## GIVEN INFORMATION:
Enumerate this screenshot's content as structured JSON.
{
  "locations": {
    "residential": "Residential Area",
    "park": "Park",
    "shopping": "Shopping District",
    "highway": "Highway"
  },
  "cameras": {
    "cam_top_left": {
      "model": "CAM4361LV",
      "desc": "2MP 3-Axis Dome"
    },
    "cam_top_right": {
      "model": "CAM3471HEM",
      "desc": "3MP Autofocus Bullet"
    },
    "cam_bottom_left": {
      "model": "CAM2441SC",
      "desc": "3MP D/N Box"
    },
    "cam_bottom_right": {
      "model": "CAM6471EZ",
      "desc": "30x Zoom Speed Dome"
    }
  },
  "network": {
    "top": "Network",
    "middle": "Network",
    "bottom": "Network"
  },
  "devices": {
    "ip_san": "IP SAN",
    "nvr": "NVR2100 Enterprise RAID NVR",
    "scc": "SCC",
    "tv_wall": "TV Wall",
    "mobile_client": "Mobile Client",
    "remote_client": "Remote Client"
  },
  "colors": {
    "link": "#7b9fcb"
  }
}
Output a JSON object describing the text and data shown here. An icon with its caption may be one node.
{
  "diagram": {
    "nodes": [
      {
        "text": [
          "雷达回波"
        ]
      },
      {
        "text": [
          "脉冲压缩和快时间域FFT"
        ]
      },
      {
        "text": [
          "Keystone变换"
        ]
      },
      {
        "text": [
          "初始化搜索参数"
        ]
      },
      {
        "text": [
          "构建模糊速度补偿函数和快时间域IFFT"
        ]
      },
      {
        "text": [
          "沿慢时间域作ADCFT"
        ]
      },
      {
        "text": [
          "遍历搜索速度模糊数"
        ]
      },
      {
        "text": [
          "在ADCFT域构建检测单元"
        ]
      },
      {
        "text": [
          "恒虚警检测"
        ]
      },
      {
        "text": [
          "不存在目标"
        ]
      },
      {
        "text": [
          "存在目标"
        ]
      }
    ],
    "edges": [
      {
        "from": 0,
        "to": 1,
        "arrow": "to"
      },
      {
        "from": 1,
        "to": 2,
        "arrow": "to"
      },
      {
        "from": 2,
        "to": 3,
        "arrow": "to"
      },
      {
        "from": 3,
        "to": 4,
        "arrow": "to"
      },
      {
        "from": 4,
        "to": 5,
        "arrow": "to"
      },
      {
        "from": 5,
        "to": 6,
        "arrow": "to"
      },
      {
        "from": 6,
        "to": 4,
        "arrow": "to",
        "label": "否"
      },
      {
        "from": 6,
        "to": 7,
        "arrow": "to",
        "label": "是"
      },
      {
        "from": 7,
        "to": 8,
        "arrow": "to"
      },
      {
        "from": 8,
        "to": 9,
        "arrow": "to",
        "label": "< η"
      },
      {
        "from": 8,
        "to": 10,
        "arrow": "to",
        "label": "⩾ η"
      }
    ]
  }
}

## WRITTEN TASK:
Each record above should be repeated exactly as it appears.

## EXERCISE RESULT:
Enumerate this screenshot's content as structured JSON.
{
  "locations": {
    "residential": "Residential Area",
    "park": "Park",
    "shopping": "Shopping District",
    "highway": "Highway"
  },
  "cameras": {
    "cam_top_left": {
      "model": "CAM4361LV",
      "desc": "2MP 3-Axis Dome"
    },
    "cam_top_right": {
      "model": "CAM3471HEM",
      "desc": "3MP Autofocus Bullet"
    },
    "cam_bottom_left": {
      "model": "CAM2441SC",
      "desc": "3MP D/N Box"
    },
    "cam_bottom_right": {
      "model": "CAM6471EZ",
      "desc": "30x Zoom Speed Dome"
    }
  },
  "network": {
    "top": "Network",
    "middle": "Network",
    "bottom": "Network"
  },
  "devices": {
    "ip_san": "IP SAN",
    "nvr": "NVR2100 Enterprise RAID NVR",
    "scc": "SCC",
    "tv_wall": "TV Wall",
    "mobile_client": "Mobile Client",
    "remote_client": "Remote Client"
  },
  "colors": {
    "link": "#7b9fcb"
  }
}
Output a JSON object describing the text and data shown here. An icon with its caption may be one node.
{
  "diagram": {
    "nodes": [
      {
        "text": [
          "雷达回波"
        ]
      },
      {
        "text": [
          "脉冲压缩和快时间域FFT"
        ]
      },
      {
        "text": [
          "Keystone变换"
        ]
      },
      {
        "text": [
          "初始化搜索参数"
        ]
      },
      {
        "text": [
          "构建模糊速度补偿函数和快时间域IFFT"
        ]
      },
      {
        "text": [
          "沿慢时间域作ADCFT"
        ]
      },
      {
        "text": [
          "遍历搜索速度模糊数"
        ]
      },
      {
        "text": [
          "在ADCFT域构建检测单元"
        ]
      },
      {
        "text": [
          "恒虚警检测"
        ]
      },
      {
        "text": [
          "不存在目标"
        ]
      },
      {
        "text": [
          "存在目标"
        ]
      }
    ],
    "edges": [
      {
        "from": 0,
        "to": 1,
        "arrow": "to"
      },
      {
        "from": 1,
        "to": 2,
        "arrow": "to"
      },
      {
        "from": 2,
        "to": 3,
        "arrow": "to"
      },
      {
        "from": 3,
        "to": 4,
        "arrow": "to"
      },
      {
        "from": 4,
        "to": 5,
        "arrow": "to"
      },
      {
        "from": 5,
        "to": 6,
        "arrow": "to"
      },
      {
        "from": 6,
        "to": 4,
        "arrow": "to",
        "label": "否"
      },
      {
        "from": 6,
        "to": 7,
        "arrow": "to",
        "label": "是"
      },
      {
        "from": 7,
        "to": 8,
        "arrow": "to"
      },
      {
        "from": 8,
        "to": 9,
        "arrow": "to",
        "label": "< η"
      },
      {
        "from": 8,
        "to": 10,
        "arrow": "to",
        "label": "⩾ η"
      }
    ]
  }
}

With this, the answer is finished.